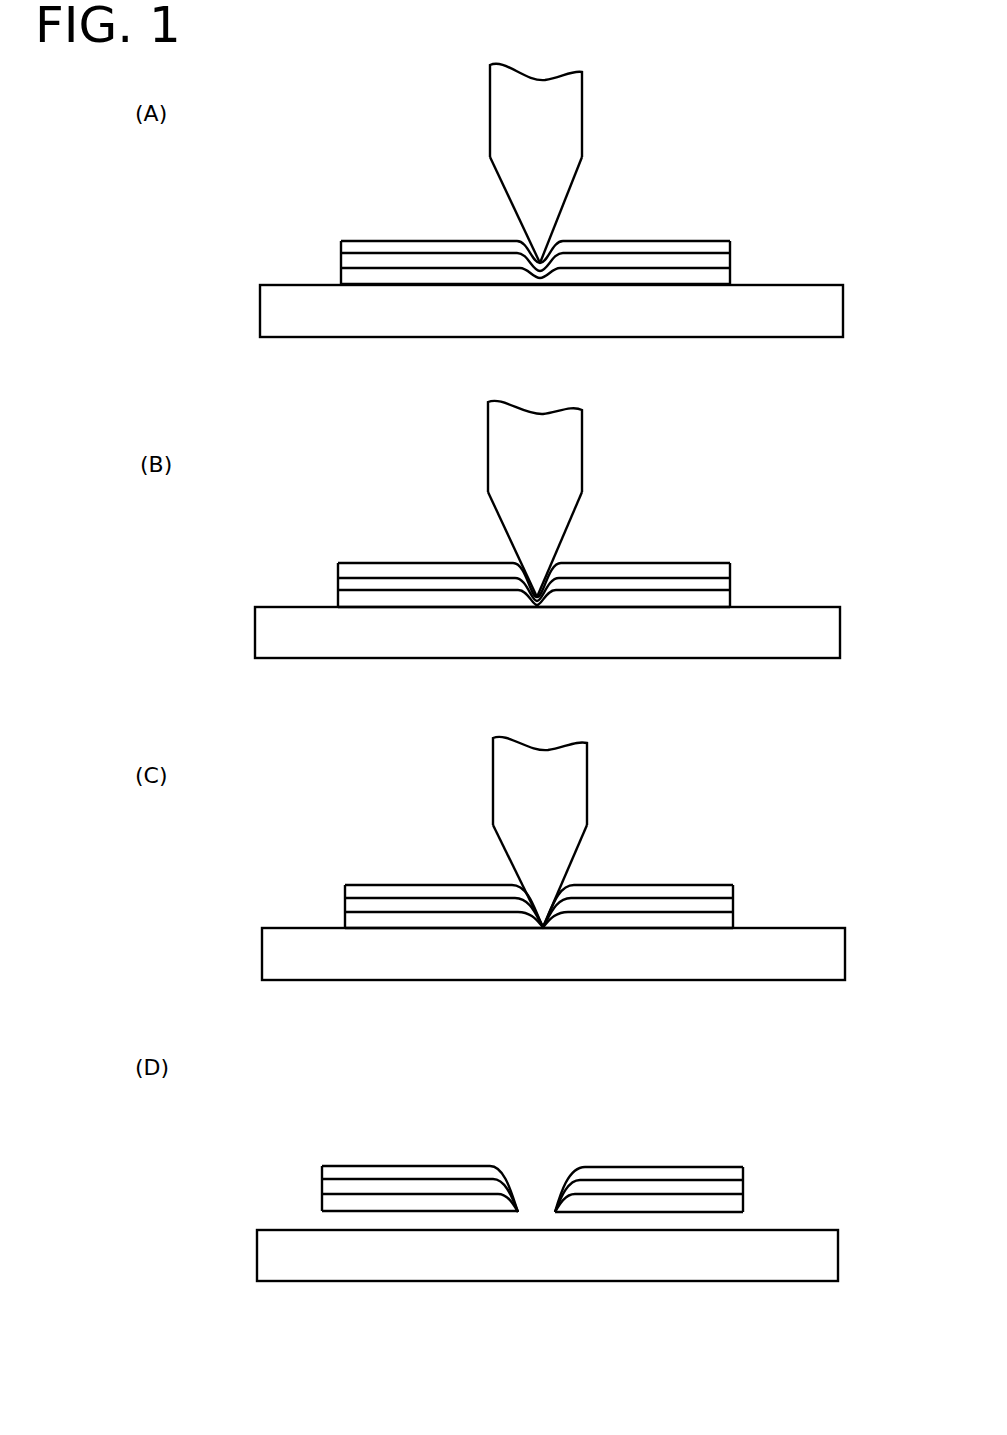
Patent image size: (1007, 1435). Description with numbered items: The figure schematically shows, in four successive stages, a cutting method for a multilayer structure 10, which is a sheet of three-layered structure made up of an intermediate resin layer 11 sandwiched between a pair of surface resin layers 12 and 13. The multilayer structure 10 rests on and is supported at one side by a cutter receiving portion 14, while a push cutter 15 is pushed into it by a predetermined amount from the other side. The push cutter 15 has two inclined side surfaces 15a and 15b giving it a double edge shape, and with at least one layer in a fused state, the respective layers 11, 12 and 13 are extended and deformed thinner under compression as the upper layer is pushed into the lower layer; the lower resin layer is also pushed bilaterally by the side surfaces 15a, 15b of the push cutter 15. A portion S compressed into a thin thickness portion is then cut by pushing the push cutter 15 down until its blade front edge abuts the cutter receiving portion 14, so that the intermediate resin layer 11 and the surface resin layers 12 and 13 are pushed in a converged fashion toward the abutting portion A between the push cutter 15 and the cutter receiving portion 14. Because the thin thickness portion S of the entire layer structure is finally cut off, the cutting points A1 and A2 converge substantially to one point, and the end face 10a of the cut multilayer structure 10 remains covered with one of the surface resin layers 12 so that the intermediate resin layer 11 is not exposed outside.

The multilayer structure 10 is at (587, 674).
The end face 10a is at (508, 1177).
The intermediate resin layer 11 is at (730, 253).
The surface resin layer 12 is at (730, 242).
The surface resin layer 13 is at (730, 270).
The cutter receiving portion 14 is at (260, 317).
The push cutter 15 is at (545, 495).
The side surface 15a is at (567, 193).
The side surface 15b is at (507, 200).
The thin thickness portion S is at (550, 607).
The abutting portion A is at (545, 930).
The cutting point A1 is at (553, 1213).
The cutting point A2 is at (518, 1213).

━━━━━━

YOUR GOAL: Update the records by replacing "three-layered" with "triple-layered" and keeping everything else the same. Leave the pictures out of your answer.

RESULT BELOW:
Patent image size: (1007, 1435). Description with numbered items: The figure schematically shows, in four successive stages, a cutting method for a multilayer structure 10, which is a sheet of triple-layered structure made up of an intermediate resin layer 11 sandwiched between a pair of surface resin layers 12 and 13. The multilayer structure 10 rests on and is supported at one side by a cutter receiving portion 14, while a push cutter 15 is pushed into it by a predetermined amount from the other side. The push cutter 15 has two inclined side surfaces 15a and 15b giving it a double edge shape, and with at least one layer in a fused state, the respective layers 11, 12 and 13 are extended and deformed thinner under compression as the upper layer is pushed into the lower layer; the lower resin layer is also pushed bilaterally by the side surfaces 15a, 15b of the push cutter 15. A portion S compressed into a thin thickness portion is then cut by pushing the push cutter 15 down until its blade front edge abuts the cutter receiving portion 14, so that the intermediate resin layer 11 and the surface resin layers 12 and 13 are pushed in a converged fashion toward the abutting portion A between the push cutter 15 and the cutter receiving portion 14. Because the thin thickness portion S of the entire layer structure is finally cut off, the cutting points A1 and A2 converge substantially to one point, and the end face 10a of the cut multilayer structure 10 remains covered with one of the surface resin layers 12 so that the intermediate resin layer 11 is not exposed outside.

The multilayer structure 10 is at (587, 674).
The end face 10a is at (508, 1177).
The intermediate resin layer 11 is at (730, 253).
The surface resin layer 12 is at (730, 242).
The surface resin layer 13 is at (730, 270).
The cutter receiving portion 14 is at (260, 317).
The push cutter 15 is at (545, 495).
The side surface 15a is at (567, 193).
The side surface 15b is at (507, 200).
The thin thickness portion S is at (550, 607).
The abutting portion A is at (545, 930).
The cutting point A1 is at (553, 1213).
The cutting point A2 is at (518, 1213).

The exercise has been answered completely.